_Directive_: Identify the lines that include the word "présente", then copy all of them.

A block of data
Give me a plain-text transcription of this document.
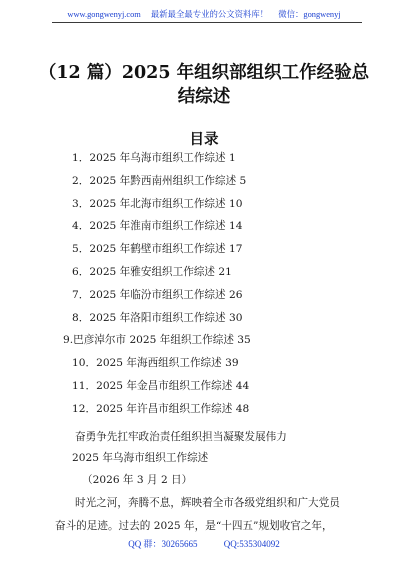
www.gongwenyj.com 最新最全最专业的公文资料库！ 微信：gongwenyj
（12 篇）2025 年组织部组织工作经验总
结综述
目录
1．2025 年乌海市组织工作综述 1
2．2025 年黔西南州组织工作综述 5
3．2025 年北海市组织工作综述 10
4．2025 年淮南市组织工作综述 14
5．2025 年鹤壁市组织工作综述 17
6．2025 年雅安组织工作综述 21
7．2025 年临汾市组织工作综述 26
8．2025 年洛阳市组织工作综述 30
9.巴彦淖尔市 2025 年组织工作综述 35
10．2025 年海西组织工作综述 39
11．2025 年金昌市组织工作综述 44
12．2025 年许昌市组织工作综述 48
奋勇争先扛牢政治责任组织担当凝聚发展伟力
2025 年乌海市组织工作综述
（2026 年 3 月 2 日）
时光之河，奔腾不息，辉映着全市各级党组织和广大党员
奋斗的足迹。过去的 2025 年，是“十四五”规划收官之年，
QQ 群：30265665	QQ:535304092
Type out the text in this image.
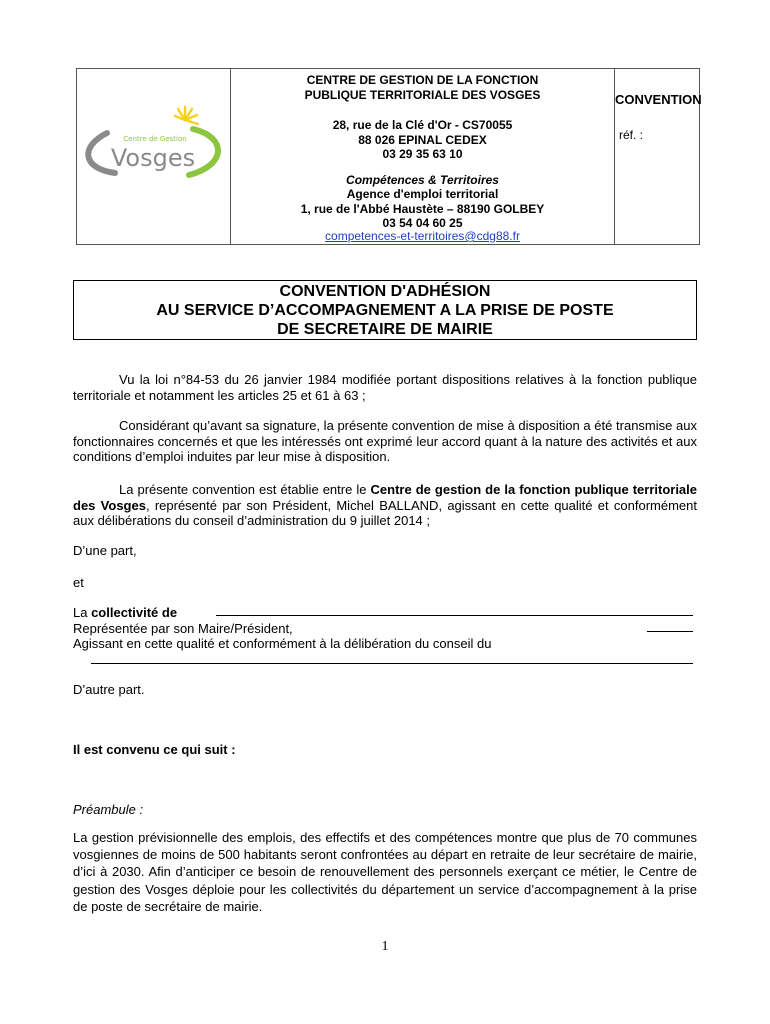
Centre de Gestion
Vosges
CENTRE DE GESTION DE LA FONCTION
PUBLIQUE TERRITORIALE DES VOSGES
28, rue de la Clé d'Or - CS70055
88 026 EPINAL CEDEX
03 29 35 63 10
Compétences & Territoires
Agence d'emploi territorial
1, rue de l'Abbé Haustète – 88190 GOLBEY
03 54 04 60 25
competences-et-territoires@cdg88.fr
CONVENTION
réf. :
CONVENTION D'ADHÉSION
AU SERVICE D’ACCOMPAGNEMENT A LA PRISE DE POSTE
DE SECRETAIRE DE MAIRIE
Vu la loi n°84-53 du 26 janvier 1984 modifiée portant dispositions relatives à la fonction publique territoriale et notamment les articles 25 et 61 à 63 ;
Considérant qu’avant sa signature, la présente convention de mise à disposition a été transmise aux fonctionnaires concernés et que les intéressés ont exprimé leur accord quant à la nature des activités et aux conditions d’emploi induites par leur mise à disposition.
La présente convention est établie entre le Centre de gestion de la fonction publique territoriale des Vosges, représenté par son Président, Michel BALLAND, agissant en cette qualité et conformément aux délibérations du conseil d’administration du 9 juillet 2014 ;
D’une part,
et
La collectivité de
Représentée par son Maire/Président,
Agissant en cette qualité et conformément à la délibération du conseil du
D’autre part.
Il est convenu ce qui suit :
Préambule :
La gestion prévisionnelle des emplois, des effectifs et des compétences montre que plus de 70 communes vosgiennes de moins de 500 habitants seront confrontées au départ en retraite de leur secrétaire de mairie, d’ici à 2030. Afin d’anticiper ce besoin de renouvellement des personnels exerçant ce métier, le Centre de gestion des Vosges déploie pour les collectivités du département un service d’accompagnement à la prise de poste de secrétaire de mairie.
1
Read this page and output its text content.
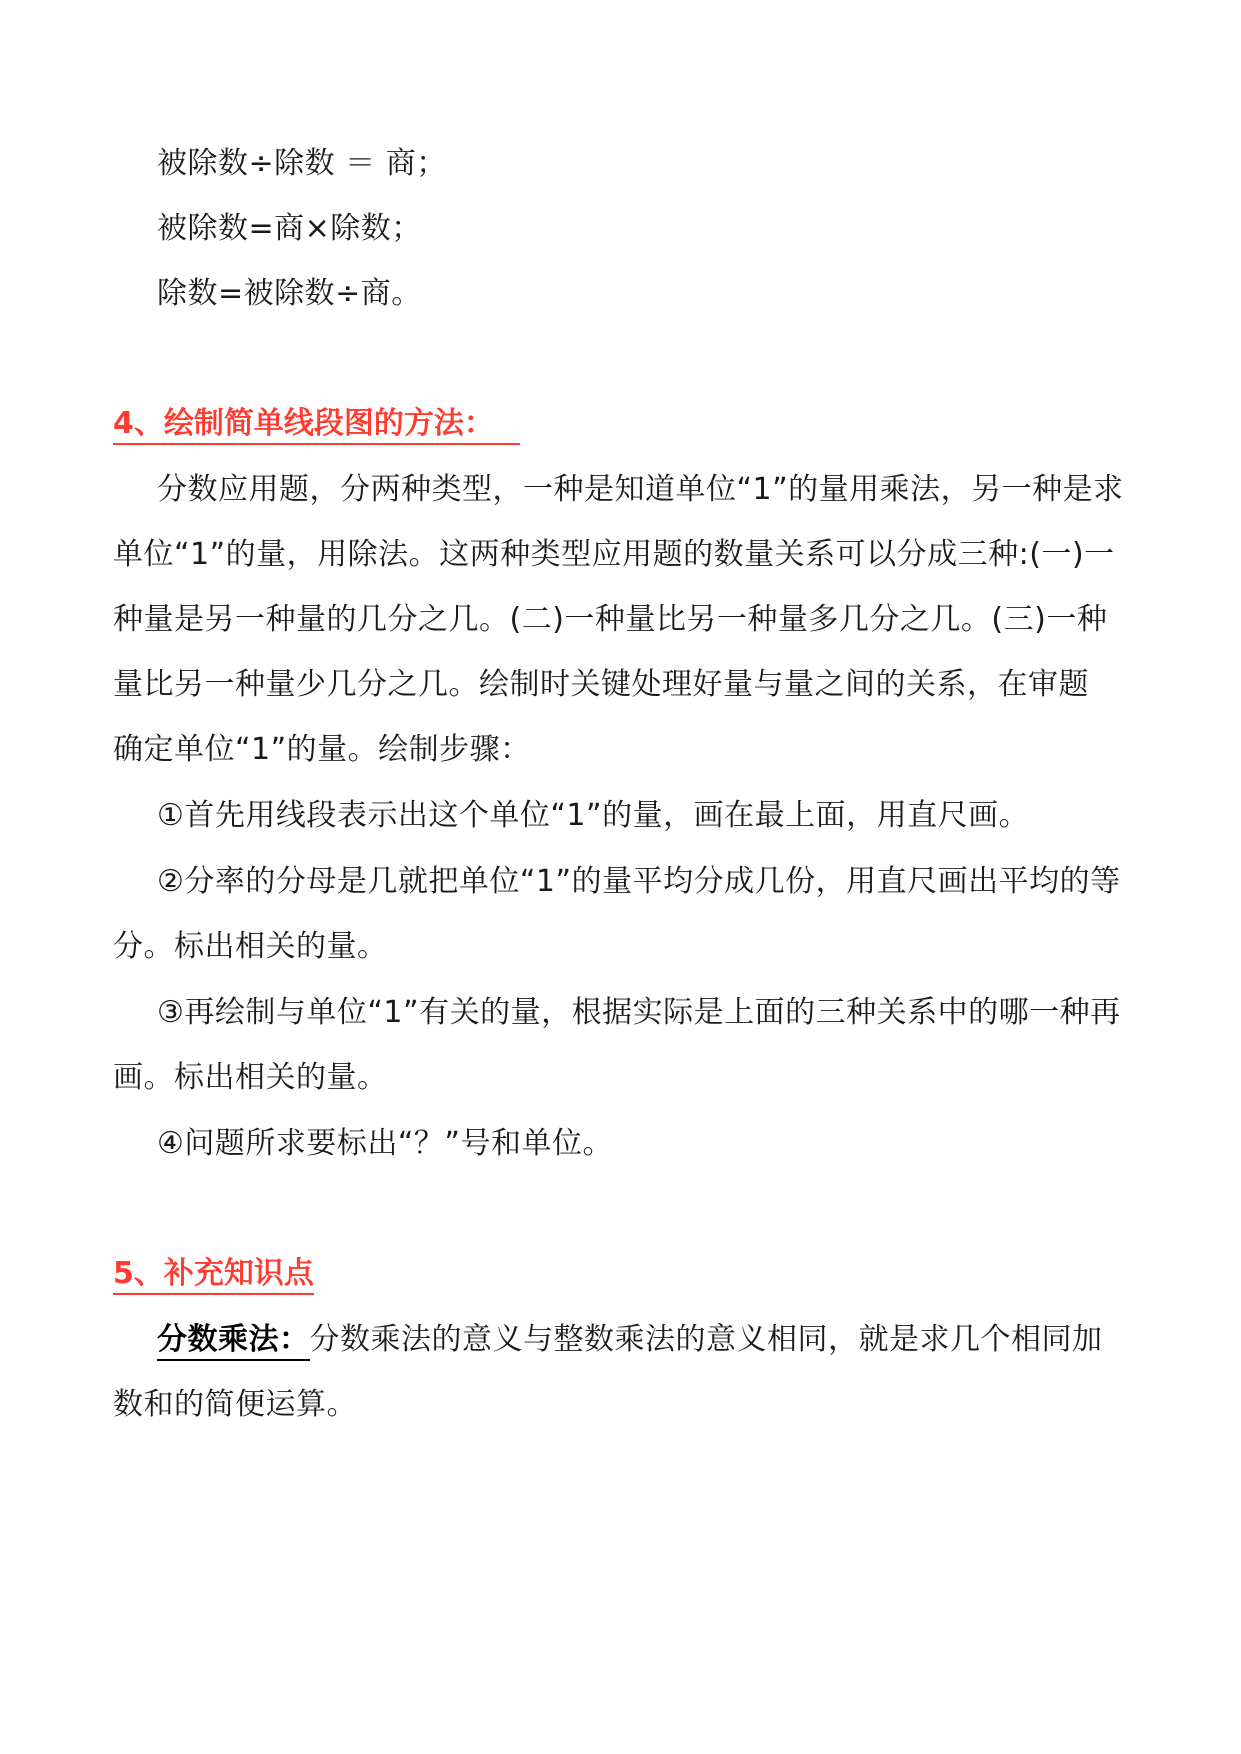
被除数÷除数 ＝ 商；
被除数=商×除数；
除数=被除数÷商。
4、绘制简单线段图的方法：
分数应用题，分两种类型，一种是知道单位“1”的量用乘法，另一种是求
单位“1”的量，用除法。这两种类型应用题的数量关系可以分成三种:(一)一
种量是另一种量的几分之几。(二)一种量比另一种量多几分之几。(三)一种
量比另一种量少几分之几。绘制时关键处理好量与量之间的关系，在审题
确定单位“1”的量。绘制步骤：
①首先用线段表示出这个单位“1”的量，画在最上面，用直尺画。
②分率的分母是几就把单位“1”的量平均分成几份，用直尺画出平均的等
分。标出相关的量。
③再绘制与单位“1”有关的量，根据实际是上面的三种关系中的哪一种再
画。标出相关的量。
④问题所求要标出“？”号和单位。
5、补充知识点
分数乘法：分数乘法的意义与整数乘法的意义相同，就是求几个相同加
数和的简便运算。
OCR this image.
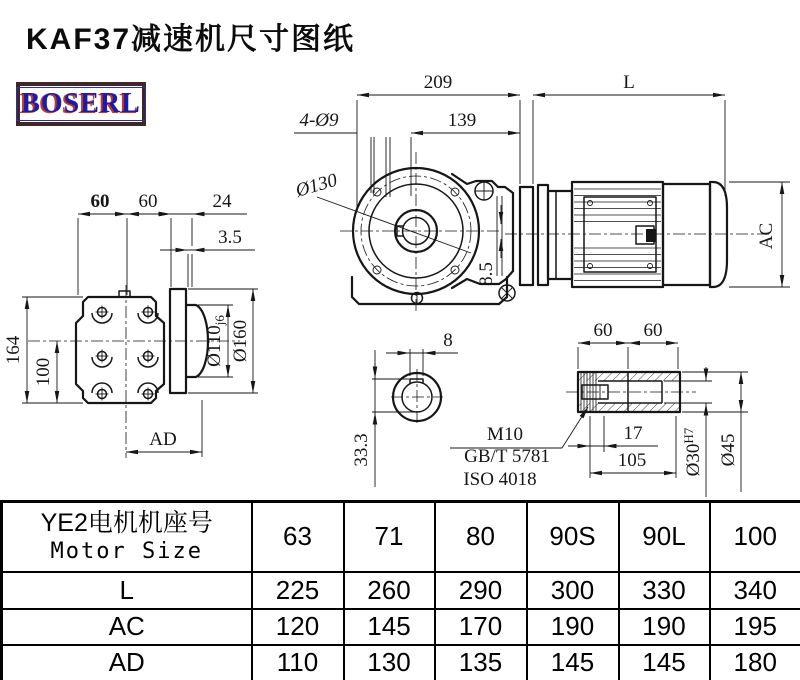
KAF37减速机尺寸图纸
BOSERL
209	L
139
4-Ø9
Ø130
8.5
AC
60 60	24
3.5
164
100
$Ø110_{j6}$ Ø160
AD
8
33.3	M10
GB/T 5781
ISO 4018
60 60
17
105 $Ø30^{H7}$	Ø45
YE2电机机座号
Motor Size	63	71	80	90S	90L	100
L	225	260	290	300	330	340
AC	120	145	170	190	190	195
AD	110	130	135	145	145	180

_Full solution_:
Considérant qu’avant sa signature, la présente convention de mise à disposition a été transmise aux fonctionnaires concernés et que les intéressés ont exprimé leur accord quant à la nature des activités et aux conditions d’emploi induites par leur mise à disposition.
La présente convention est établie entre le Centre de gestion de la fonction publique territoriale des Vosges, représenté par son Président, Michel BALLAND, agissant en cette qualité et conformément aux délibérations du conseil d’administration du 9 juillet 2014 ;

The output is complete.